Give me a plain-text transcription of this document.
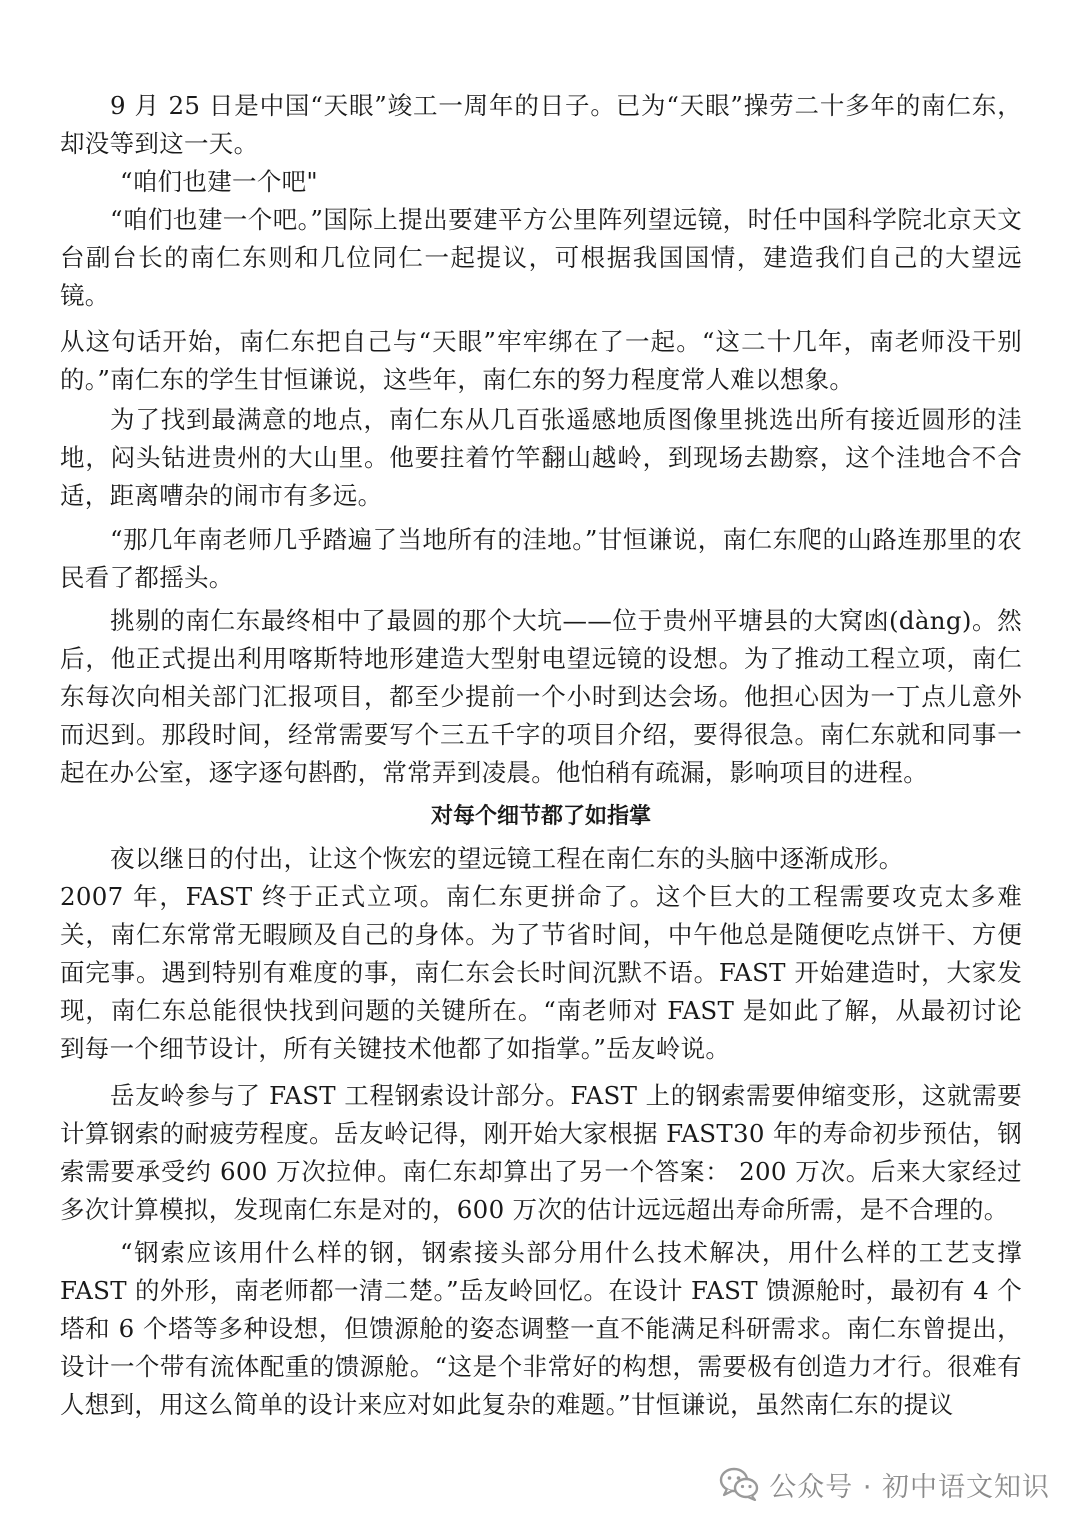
9 月 25 日是中国“天眼”竣工一周年的日子。已为“天眼”操劳二十多年的南仁东，却没等到这一天。

“咱们也建一个吧"

“咱们也建一个吧。”国际上提出要建平方公里阵列望远镜，时任中国科学院北京天文台副台长的南仁东则和几位同仁一起提议，可根据我国国情，建造我们自己的大望远镜。

从这句话开始，南仁东把自己与“天眼”牢牢绑在了一起。“这二十几年，南老师没干别的。”南仁东的学生甘恒谦说，这些年，南仁东的努力程度常人难以想象。

为了找到最满意的地点，南仁东从几百张遥感地质图像里挑选出所有接近圆形的洼地，闷头钻进贵州的大山里。他要拄着竹竿翻山越岭，到现场去勘察，这个洼地合不合适，距离嘈杂的闹市有多远。

“那几年南老师几乎踏遍了当地所有的洼地。”甘恒谦说，南仁东爬的山路连那里的农民看了都摇头。

挑剔的南仁东最终相中了最圆的那个大坑——位于贵州平塘县的大窝凼(dàng)。然后，他正式提出利用喀斯特地形建造大型射电望远镜的设想。为了推动工程立项，南仁东每次向相关部门汇报项目，都至少提前一个小时到达会场。他担心因为一丁点儿意外而迟到。那段时间，经常需要写个三五千字的项目介绍，要得很急。南仁东就和同事一起在办公室，逐字逐句斟酌，常常弄到凌晨。他怕稍有疏漏，影响项目的进程。

对每个细节都了如指掌

夜以继日的付出，让这个恢宏的望远镜工程在南仁东的头脑中逐渐成形。

2007 年，FAST 终于正式立项。南仁东更拼命了。这个巨大的工程需要攻克太多难关，南仁东常常无暇顾及自己的身体。为了节省时间，中午他总是随便吃点饼干、方便面完事。遇到特别有难度的事，南仁东会长时间沉默不语。FAST 开始建造时，大家发现，南仁东总能很快找到问题的关键所在。“南老师对 FAST 是如此了解，从最初讨论到每一个细节设计，所有关键技术他都了如指掌。”岳友岭说。

岳友岭参与了 FAST 工程钢索设计部分。FAST 上的钢索需要伸缩变形，这就需要计算钢索的耐疲劳程度。岳友岭记得，刚开始大家根据 FAST30 年的寿命初步预估，钢索需要承受约 600 万次拉伸。南仁东却算出了另一个答案： 200 万次。后来大家经过多次计算模拟，发现南仁东是对的，600 万次的估计远远超出寿命所需，是不合理的。

“钢索应该用什么样的钢，钢索接头部分用什么技术解决，用什么样的工艺支撑 FAST 的外形，南老师都一清二楚。”岳友岭回忆。在设计 FAST 馈源舱时，最初有 4 个塔和 6 个塔等多种设想，但馈源舱的姿态调整一直不能满足科研需求。南仁东曾提出，设计一个带有流体配重的馈源舱。“这是个非常好的构想，需要极有创造力才行。很难有人想到，用这么简单的设计来应对如此复杂的难题。”甘恒谦说，虽然南仁东的提议

公众号 · 初中语文知识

◆ ◆ ◆

Reproduce the data verbatim. Do not carry any picture into the copy.

Give me a plain-text transcription of this document.
9 月 25 日是中国“天眼”竣工一周年的日子。已为“天眼”操劳二十多年的南仁东，却没等到这一天。

“咱们也建一个吧"

“咱们也建一个吧。”国际上提出要建平方公里阵列望远镜，时任中国科学院北京天文台副台长的南仁东则和几位同仁一起提议，可根据我国国情，建造我们自己的大望远镜。

从这句话开始，南仁东把自己与“天眼”牢牢绑在了一起。“这二十几年，南老师没干别的。”南仁东的学生甘恒谦说，这些年，南仁东的努力程度常人难以想象。

为了找到最满意的地点，南仁东从几百张遥感地质图像里挑选出所有接近圆形的洼地，闷头钻进贵州的大山里。他要拄着竹竿翻山越岭，到现场去勘察，这个洼地合不合适，距离嘈杂的闹市有多远。

“那几年南老师几乎踏遍了当地所有的洼地。”甘恒谦说，南仁东爬的山路连那里的农民看了都摇头。

挑剔的南仁东最终相中了最圆的那个大坑——位于贵州平塘县的大窝凼(dàng)。然后，他正式提出利用喀斯特地形建造大型射电望远镜的设想。为了推动工程立项，南仁东每次向相关部门汇报项目，都至少提前一个小时到达会场。他担心因为一丁点儿意外而迟到。那段时间，经常需要写个三五千字的项目介绍，要得很急。南仁东就和同事一起在办公室，逐字逐句斟酌，常常弄到凌晨。他怕稍有疏漏，影响项目的进程。

对每个细节都了如指掌

夜以继日的付出，让这个恢宏的望远镜工程在南仁东的头脑中逐渐成形。

2007 年，FAST 终于正式立项。南仁东更拼命了。这个巨大的工程需要攻克太多难关，南仁东常常无暇顾及自己的身体。为了节省时间，中午他总是随便吃点饼干、方便面完事。遇到特别有难度的事，南仁东会长时间沉默不语。FAST 开始建造时，大家发现，南仁东总能很快找到问题的关键所在。“南老师对 FAST 是如此了解，从最初讨论到每一个细节设计，所有关键技术他都了如指掌。”岳友岭说。

岳友岭参与了 FAST 工程钢索设计部分。FAST 上的钢索需要伸缩变形，这就需要计算钢索的耐疲劳程度。岳友岭记得，刚开始大家根据 FAST30 年的寿命初步预估，钢索需要承受约 600 万次拉伸。南仁东却算出了另一个答案： 200 万次。后来大家经过多次计算模拟，发现南仁东是对的，600 万次的估计远远超出寿命所需，是不合理的。

“钢索应该用什么样的钢，钢索接头部分用什么技术解决，用什么样的工艺支撑 FAST 的外形，南老师都一清二楚。”岳友岭回忆。在设计 FAST 馈源舱时，最初有 4 个塔和 6 个塔等多种设想，但馈源舱的姿态调整一直不能满足科研需求。南仁东曾提出，设计一个带有流体配重的馈源舱。“这是个非常好的构想，需要极有创造力才行。很难有人想到，用这么简单的设计来应对如此复杂的难题。”甘恒谦说，虽然南仁东的提议

公众号 · 初中语文知识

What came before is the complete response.